• [Problem to solve] Using the material that follows, identify and copy each line with the string "xZn²".

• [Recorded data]
============================================================

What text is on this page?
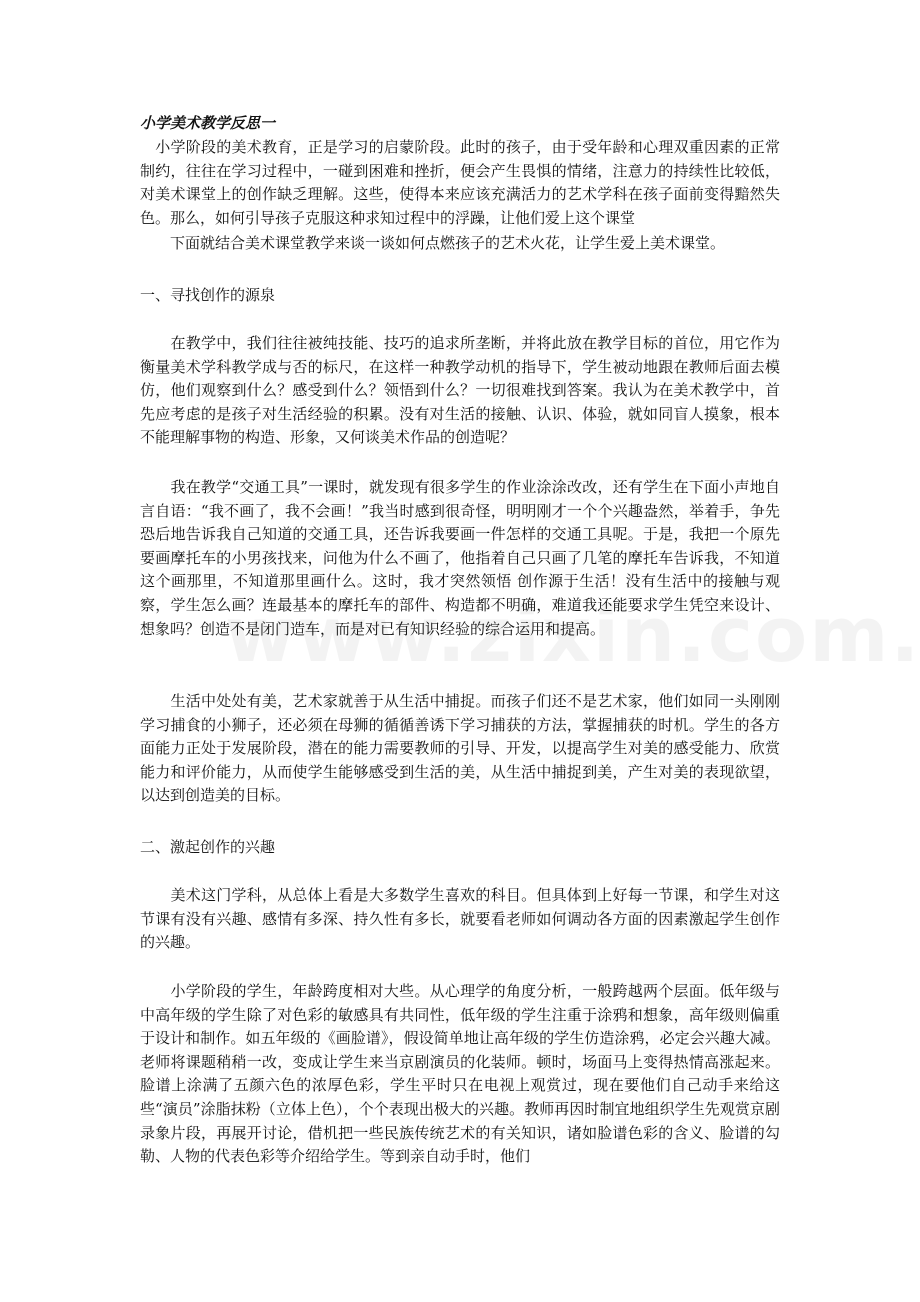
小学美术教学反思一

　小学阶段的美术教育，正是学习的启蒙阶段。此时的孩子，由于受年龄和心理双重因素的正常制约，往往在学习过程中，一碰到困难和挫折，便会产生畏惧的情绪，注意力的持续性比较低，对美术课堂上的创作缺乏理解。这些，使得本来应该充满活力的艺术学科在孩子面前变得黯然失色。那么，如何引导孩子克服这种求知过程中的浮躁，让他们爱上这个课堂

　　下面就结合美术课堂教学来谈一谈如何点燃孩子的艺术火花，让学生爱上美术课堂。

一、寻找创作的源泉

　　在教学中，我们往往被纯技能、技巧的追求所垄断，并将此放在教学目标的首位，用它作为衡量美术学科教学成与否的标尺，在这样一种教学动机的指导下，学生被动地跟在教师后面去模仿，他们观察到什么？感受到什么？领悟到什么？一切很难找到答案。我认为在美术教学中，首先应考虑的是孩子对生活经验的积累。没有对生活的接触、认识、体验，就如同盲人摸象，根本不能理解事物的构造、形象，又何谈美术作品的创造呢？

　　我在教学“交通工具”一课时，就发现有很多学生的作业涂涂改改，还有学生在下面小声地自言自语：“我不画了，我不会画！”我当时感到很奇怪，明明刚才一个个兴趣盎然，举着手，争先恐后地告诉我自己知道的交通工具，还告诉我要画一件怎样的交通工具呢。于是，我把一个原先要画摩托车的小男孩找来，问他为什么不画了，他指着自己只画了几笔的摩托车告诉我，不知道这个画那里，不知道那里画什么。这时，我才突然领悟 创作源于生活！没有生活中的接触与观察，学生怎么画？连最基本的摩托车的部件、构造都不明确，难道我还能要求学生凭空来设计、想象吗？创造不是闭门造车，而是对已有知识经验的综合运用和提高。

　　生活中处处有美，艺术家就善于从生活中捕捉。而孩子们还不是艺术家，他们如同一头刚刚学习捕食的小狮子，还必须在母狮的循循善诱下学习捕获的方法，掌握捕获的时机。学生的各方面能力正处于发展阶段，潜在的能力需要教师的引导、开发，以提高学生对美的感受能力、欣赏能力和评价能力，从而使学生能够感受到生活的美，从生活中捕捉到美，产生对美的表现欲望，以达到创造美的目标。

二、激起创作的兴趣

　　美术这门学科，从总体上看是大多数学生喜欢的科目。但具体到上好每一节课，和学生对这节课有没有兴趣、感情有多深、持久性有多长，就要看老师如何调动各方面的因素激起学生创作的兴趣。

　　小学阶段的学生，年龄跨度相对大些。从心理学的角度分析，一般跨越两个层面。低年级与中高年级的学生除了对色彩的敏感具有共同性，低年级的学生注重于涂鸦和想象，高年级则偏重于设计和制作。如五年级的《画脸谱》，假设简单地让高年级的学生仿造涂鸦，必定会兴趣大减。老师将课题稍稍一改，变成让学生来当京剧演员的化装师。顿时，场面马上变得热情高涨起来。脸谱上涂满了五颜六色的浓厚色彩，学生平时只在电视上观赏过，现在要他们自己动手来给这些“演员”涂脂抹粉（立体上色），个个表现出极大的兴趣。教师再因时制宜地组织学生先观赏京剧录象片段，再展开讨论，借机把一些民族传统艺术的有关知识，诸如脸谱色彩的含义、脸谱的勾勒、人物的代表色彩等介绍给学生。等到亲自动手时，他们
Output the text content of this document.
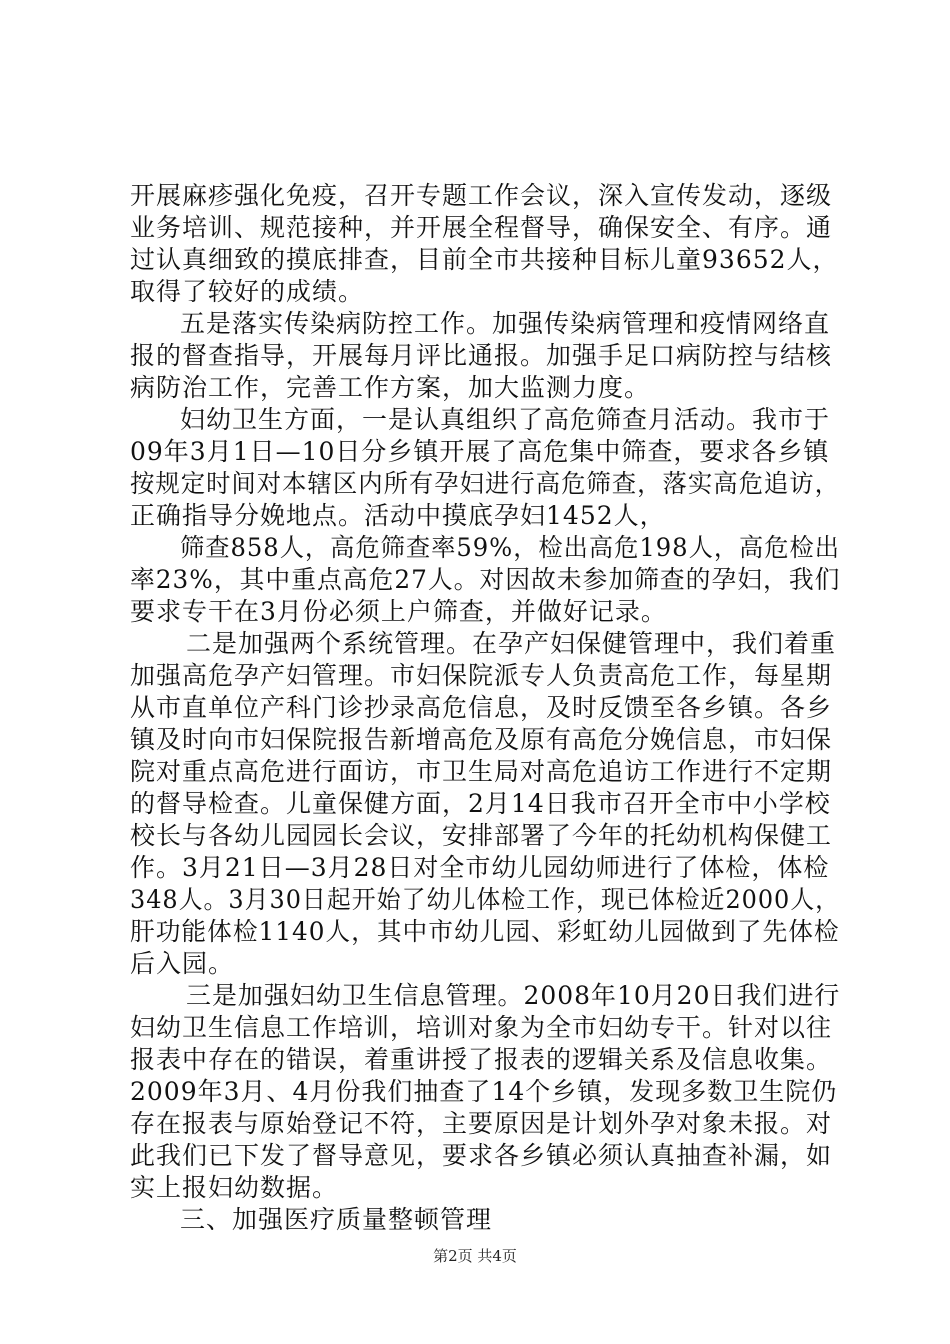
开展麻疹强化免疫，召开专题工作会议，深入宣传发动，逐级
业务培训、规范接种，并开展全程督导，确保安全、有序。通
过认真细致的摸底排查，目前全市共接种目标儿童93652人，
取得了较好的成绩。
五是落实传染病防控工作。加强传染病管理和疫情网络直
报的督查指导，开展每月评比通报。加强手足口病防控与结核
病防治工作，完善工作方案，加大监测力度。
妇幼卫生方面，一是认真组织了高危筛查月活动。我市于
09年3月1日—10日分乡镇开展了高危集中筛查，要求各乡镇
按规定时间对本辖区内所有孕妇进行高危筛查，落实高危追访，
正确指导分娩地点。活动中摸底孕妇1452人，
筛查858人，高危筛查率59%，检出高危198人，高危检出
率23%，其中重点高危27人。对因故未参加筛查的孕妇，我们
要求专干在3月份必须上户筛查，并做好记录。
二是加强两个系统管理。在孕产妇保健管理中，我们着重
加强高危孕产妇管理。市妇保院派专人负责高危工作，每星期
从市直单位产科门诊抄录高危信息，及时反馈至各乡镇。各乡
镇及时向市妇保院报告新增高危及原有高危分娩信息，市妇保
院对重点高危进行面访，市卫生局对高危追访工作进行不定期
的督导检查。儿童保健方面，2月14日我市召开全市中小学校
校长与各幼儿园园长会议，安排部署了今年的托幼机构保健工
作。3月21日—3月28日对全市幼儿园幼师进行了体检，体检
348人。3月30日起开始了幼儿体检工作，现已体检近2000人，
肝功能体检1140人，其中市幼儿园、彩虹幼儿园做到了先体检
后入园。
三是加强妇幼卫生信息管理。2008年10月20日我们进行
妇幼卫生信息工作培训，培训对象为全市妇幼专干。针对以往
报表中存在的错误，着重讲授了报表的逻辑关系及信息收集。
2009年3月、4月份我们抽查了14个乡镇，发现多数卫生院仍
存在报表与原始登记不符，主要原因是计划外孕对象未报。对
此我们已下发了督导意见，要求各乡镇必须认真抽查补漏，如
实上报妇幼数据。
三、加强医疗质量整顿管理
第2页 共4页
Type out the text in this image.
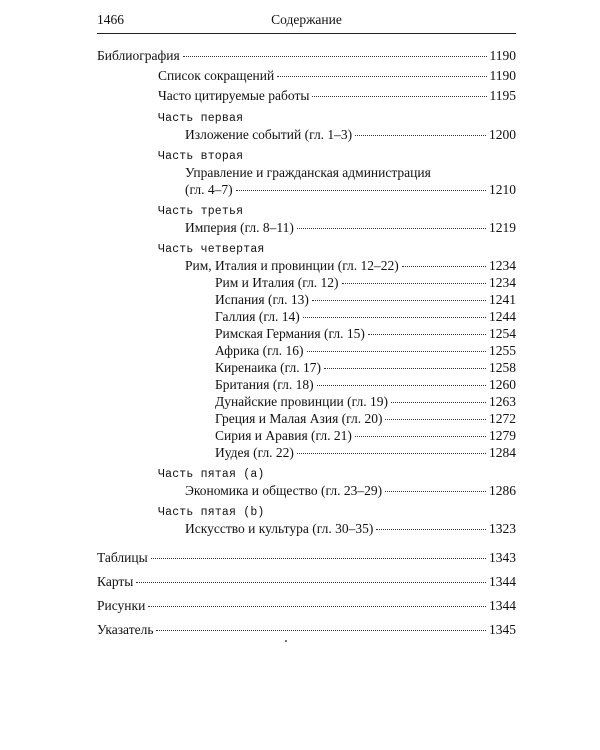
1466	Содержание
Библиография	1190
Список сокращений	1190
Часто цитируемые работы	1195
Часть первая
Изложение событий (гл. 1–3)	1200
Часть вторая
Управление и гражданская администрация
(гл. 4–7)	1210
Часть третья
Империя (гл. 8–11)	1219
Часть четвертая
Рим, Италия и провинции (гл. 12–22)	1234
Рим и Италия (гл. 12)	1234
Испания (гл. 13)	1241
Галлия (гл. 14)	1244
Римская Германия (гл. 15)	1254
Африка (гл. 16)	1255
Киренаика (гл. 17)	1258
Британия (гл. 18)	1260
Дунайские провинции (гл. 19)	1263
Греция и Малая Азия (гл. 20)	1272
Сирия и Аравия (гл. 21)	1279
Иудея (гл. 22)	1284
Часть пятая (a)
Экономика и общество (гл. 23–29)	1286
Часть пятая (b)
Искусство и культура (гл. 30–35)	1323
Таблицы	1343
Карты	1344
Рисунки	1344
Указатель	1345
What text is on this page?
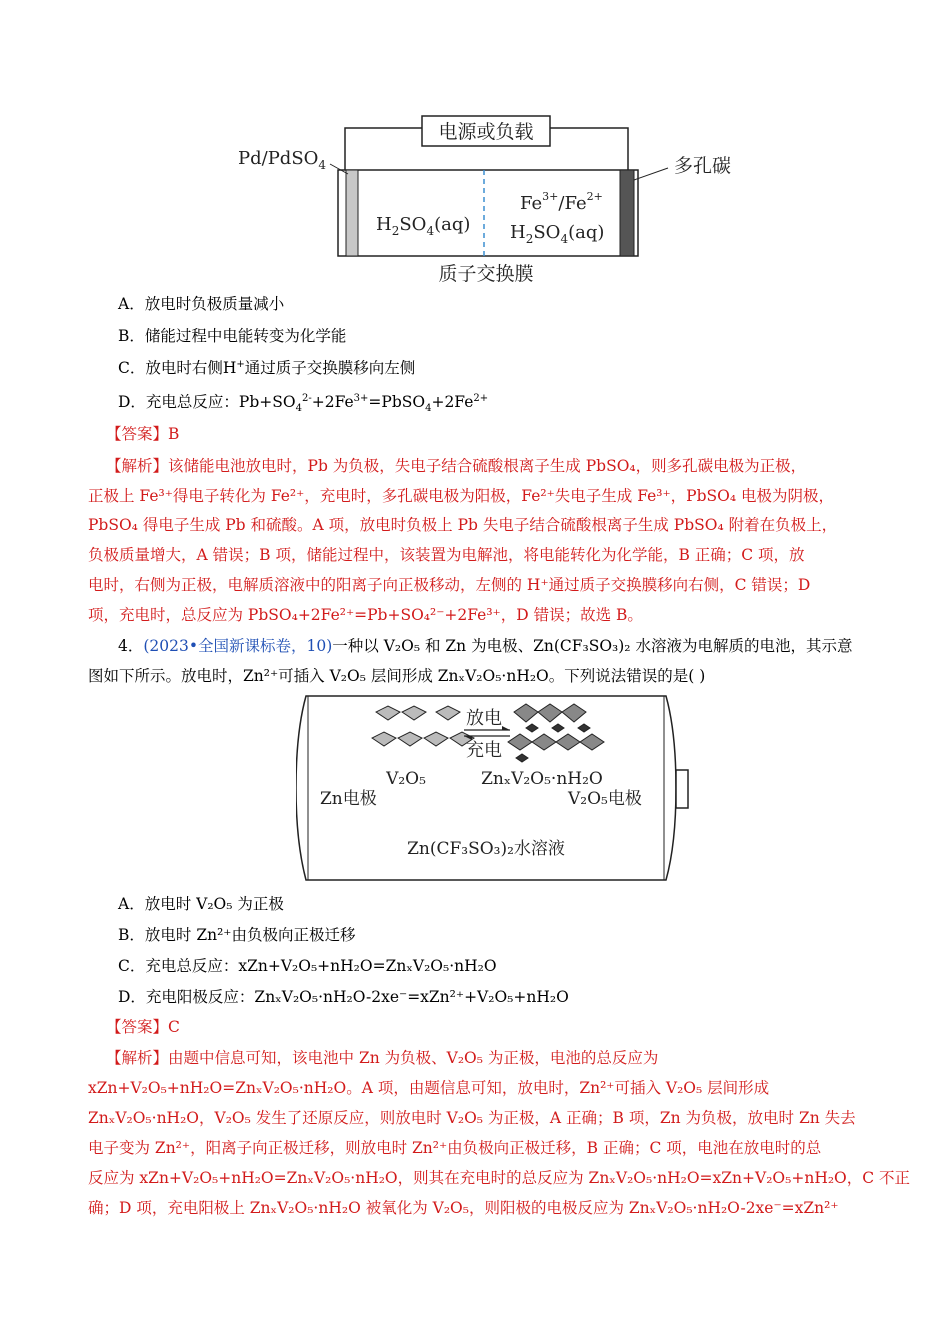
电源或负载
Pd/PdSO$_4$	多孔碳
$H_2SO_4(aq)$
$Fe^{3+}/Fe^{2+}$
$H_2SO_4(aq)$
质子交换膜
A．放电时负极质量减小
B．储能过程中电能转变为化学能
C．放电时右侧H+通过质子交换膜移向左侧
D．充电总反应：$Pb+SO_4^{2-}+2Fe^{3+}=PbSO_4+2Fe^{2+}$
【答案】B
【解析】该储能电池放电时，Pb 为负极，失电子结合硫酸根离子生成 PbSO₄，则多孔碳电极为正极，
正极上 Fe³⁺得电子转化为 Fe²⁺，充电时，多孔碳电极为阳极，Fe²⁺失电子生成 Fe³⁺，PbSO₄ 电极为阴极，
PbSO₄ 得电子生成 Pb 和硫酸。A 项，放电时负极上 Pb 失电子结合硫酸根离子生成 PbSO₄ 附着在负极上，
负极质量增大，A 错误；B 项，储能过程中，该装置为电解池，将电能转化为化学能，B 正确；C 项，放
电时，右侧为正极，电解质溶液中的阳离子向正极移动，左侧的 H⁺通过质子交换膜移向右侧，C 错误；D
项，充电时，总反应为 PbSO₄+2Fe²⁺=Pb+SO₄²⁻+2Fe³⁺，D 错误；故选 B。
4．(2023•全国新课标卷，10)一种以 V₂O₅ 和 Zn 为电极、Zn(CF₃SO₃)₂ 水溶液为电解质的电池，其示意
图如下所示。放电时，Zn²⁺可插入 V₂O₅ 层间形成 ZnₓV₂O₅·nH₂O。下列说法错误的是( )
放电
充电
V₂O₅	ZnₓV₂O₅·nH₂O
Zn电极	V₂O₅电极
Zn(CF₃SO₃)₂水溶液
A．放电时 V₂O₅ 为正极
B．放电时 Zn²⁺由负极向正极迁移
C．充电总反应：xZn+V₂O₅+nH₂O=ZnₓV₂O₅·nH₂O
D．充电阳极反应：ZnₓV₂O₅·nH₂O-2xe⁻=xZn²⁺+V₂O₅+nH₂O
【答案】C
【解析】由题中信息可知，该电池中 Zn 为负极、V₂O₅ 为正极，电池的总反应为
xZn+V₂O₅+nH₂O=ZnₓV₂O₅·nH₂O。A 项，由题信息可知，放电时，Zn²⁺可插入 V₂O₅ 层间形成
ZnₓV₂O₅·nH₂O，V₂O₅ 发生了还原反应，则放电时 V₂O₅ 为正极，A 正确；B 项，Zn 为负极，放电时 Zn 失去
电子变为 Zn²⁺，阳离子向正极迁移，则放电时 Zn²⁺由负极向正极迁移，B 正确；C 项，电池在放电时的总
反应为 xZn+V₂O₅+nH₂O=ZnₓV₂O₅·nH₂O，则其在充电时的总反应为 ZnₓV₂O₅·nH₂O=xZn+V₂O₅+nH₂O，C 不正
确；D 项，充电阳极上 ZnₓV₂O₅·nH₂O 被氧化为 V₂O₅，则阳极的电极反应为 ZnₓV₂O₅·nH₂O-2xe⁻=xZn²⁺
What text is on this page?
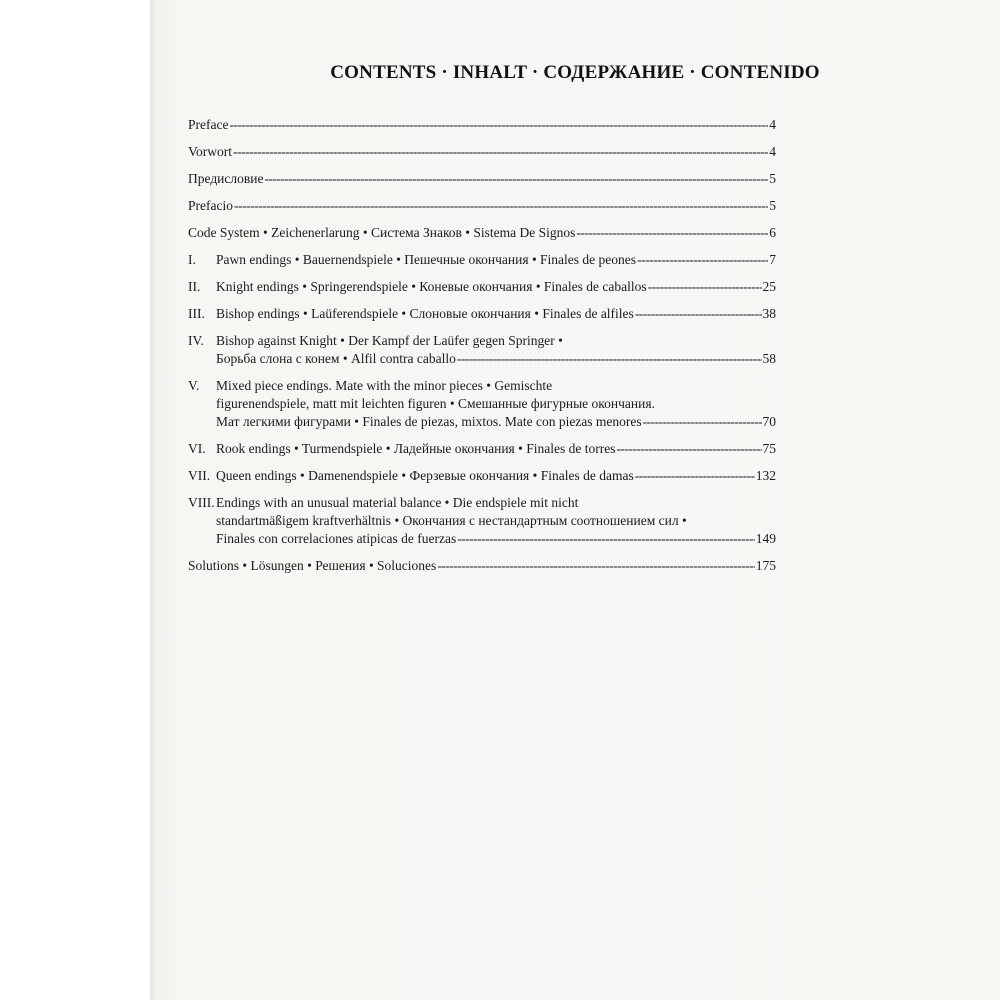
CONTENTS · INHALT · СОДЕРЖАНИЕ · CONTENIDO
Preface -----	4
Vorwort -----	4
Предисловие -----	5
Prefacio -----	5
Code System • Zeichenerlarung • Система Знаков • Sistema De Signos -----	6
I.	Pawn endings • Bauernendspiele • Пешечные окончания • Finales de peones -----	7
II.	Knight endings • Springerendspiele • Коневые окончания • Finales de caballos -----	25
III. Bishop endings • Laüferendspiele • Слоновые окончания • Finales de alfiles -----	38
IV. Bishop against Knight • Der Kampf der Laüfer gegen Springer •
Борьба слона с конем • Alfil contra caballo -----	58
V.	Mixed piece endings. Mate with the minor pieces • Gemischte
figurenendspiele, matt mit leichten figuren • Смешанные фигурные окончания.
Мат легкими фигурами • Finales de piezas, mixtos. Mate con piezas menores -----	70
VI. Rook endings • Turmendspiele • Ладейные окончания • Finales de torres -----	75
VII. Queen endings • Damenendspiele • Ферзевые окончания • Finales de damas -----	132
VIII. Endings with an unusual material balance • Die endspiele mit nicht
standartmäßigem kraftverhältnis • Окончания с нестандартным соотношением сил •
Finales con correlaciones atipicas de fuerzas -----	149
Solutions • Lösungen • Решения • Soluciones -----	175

============================================================

• [Correct answer]
D．充电阳极反应：ZnₓV₂O₅·nH₂O-2xe⁻=xZn²⁺+V₂O₅+nH₂O
确；D 项，充电阳极上 ZnₓV₂O₅·nH₂O 被氧化为 V₂O₅，则阳极的电极反应为 ZnₓV₂O₅·nH₂O-2xe⁻=xZn²⁺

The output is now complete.